Goal - Go through the listing and return every line with "photos" in it.
....................
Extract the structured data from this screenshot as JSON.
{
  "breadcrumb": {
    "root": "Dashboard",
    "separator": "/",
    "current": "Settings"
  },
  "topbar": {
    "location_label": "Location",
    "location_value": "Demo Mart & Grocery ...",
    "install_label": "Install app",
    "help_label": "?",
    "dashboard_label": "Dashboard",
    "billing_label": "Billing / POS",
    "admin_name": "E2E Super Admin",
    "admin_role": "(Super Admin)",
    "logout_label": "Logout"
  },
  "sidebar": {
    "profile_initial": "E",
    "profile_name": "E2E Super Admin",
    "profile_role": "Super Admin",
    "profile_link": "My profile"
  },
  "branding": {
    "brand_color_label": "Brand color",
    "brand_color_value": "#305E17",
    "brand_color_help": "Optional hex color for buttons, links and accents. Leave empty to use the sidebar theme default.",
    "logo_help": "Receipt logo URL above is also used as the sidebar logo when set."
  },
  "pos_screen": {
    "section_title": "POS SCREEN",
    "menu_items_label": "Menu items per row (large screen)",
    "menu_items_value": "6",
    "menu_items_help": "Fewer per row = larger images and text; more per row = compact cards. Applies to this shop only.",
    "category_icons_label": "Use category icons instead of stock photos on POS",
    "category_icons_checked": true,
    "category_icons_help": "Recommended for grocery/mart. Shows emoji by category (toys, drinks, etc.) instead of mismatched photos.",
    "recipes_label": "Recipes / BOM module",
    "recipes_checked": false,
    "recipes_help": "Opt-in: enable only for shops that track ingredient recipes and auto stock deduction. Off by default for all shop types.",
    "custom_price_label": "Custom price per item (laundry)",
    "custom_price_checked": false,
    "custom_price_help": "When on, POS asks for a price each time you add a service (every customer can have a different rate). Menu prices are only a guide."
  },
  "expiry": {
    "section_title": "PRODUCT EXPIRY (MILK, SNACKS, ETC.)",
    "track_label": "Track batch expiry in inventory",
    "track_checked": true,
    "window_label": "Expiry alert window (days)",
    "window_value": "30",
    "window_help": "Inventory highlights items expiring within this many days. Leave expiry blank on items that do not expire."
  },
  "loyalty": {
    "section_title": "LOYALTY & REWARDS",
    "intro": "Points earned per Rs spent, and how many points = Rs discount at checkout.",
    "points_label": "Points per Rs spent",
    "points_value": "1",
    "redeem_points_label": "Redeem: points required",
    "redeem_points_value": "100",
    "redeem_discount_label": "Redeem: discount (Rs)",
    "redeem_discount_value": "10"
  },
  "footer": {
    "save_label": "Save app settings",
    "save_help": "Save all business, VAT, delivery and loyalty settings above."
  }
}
....................
Full output -
    "category_icons_label": "Use category icons instead of stock photos on POS",
    "category_icons_help": "Recommended for grocery/mart. Shows emoji by category (toys, drinks, etc.) instead of mismatched photos.",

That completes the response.